TASK TO COMPLETE: Write each record again exactly as it stands.
■ ■ ■
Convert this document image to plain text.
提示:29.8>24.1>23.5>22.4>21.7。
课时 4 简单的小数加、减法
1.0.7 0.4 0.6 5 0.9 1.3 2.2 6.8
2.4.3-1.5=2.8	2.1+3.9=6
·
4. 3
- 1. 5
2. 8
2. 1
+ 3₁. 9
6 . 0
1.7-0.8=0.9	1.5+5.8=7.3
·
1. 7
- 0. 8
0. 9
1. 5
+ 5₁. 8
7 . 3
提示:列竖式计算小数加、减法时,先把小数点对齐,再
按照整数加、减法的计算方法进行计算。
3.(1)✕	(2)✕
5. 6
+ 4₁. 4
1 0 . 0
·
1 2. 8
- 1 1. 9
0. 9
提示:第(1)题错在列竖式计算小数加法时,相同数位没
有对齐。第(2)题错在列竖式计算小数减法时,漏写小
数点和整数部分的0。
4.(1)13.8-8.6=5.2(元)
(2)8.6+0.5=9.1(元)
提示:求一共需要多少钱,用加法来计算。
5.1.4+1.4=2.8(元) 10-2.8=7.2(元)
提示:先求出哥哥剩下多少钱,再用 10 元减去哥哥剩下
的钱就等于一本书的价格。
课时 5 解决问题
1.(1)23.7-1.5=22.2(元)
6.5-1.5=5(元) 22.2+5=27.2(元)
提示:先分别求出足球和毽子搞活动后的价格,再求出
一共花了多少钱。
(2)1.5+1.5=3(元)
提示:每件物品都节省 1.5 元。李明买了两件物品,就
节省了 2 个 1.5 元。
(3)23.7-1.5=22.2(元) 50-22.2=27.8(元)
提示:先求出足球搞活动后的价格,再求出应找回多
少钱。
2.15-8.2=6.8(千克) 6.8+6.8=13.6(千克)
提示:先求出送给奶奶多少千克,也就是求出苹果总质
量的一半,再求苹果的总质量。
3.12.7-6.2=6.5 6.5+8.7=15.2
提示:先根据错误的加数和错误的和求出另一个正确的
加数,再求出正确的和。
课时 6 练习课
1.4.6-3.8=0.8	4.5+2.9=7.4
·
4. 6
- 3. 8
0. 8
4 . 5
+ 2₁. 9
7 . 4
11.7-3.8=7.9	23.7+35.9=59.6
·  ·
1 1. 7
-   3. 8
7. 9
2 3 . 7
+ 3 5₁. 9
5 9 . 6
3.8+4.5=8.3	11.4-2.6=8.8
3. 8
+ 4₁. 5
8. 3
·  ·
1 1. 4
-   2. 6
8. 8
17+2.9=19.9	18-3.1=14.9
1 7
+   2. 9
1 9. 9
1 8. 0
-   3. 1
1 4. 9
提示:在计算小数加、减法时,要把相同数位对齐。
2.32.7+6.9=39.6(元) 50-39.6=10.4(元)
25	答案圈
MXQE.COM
■ ■ ■
THE RESULT:
Convert this document image to plain text.
提示:29.8>24.1>23.5>22.4>21.7。
课时 4 简单的小数加、减法
1.0.7 0.4 0.6 5 0.9 1.3 2.2 6.8
2.4.3-1.5=2.8	2.1+3.9=6
·
4. 3
- 1. 5
2. 8
2. 1
+ 3₁. 9
6 . 0
1.7-0.8=0.9	1.5+5.8=7.3
·
1. 7
- 0. 8
0. 9
1. 5
+ 5₁. 8
7 . 3
提示:列竖式计算小数加、减法时,先把小数点对齐,再
按照整数加、减法的计算方法进行计算。
3.(1)✕	(2)✕
5. 6
+ 4₁. 4
1 0 . 0
·
1 2. 8
- 1 1. 9
0. 9
提示:第(1)题错在列竖式计算小数加法时,相同数位没
有对齐。第(2)题错在列竖式计算小数减法时,漏写小
数点和整数部分的0。
4.(1)13.8-8.6=5.2(元)
(2)8.6+0.5=9.1(元)
提示:求一共需要多少钱,用加法来计算。
5.1.4+1.4=2.8(元) 10-2.8=7.2(元)
提示:先求出哥哥剩下多少钱,再用 10 元减去哥哥剩下
的钱就等于一本书的价格。
课时 5 解决问题
1.(1)23.7-1.5=22.2(元)
6.5-1.5=5(元) 22.2+5=27.2(元)
提示:先分别求出足球和毽子搞活动后的价格,再求出
一共花了多少钱。
(2)1.5+1.5=3(元)
提示:每件物品都节省 1.5 元。李明买了两件物品,就
节省了 2 个 1.5 元。
(3)23.7-1.5=22.2(元) 50-22.2=27.8(元)
提示:先求出足球搞活动后的价格,再求出应找回多
少钱。
2.15-8.2=6.8(千克) 6.8+6.8=13.6(千克)
提示:先求出送给奶奶多少千克,也就是求出苹果总质
量的一半,再求苹果的总质量。
3.12.7-6.2=6.5 6.5+8.7=15.2
提示:先根据错误的加数和错误的和求出另一个正确的
加数,再求出正确的和。
课时 6 练习课
1.4.6-3.8=0.8	4.5+2.9=7.4
·
4. 6
- 3. 8
0. 8
4 . 5
+ 2₁. 9
7 . 4
11.7-3.8=7.9	23.7+35.9=59.6
·  ·
1 1. 7
-   3. 8
7. 9
2 3 . 7
+ 3 5₁. 9
5 9 . 6
3.8+4.5=8.3	11.4-2.6=8.8
3. 8
+ 4₁. 5
8. 3
·  ·
1 1. 4
-   2. 6
8. 8
17+2.9=19.9	18-3.1=14.9
1 7
+   2. 9
1 9. 9
1 8. 0
-   3. 1
1 4. 9
提示:在计算小数加、减法时,要把相同数位对齐。
2.32.7+6.9=39.6(元) 50-39.6=10.4(元)
25	答案圈
MXQE.COM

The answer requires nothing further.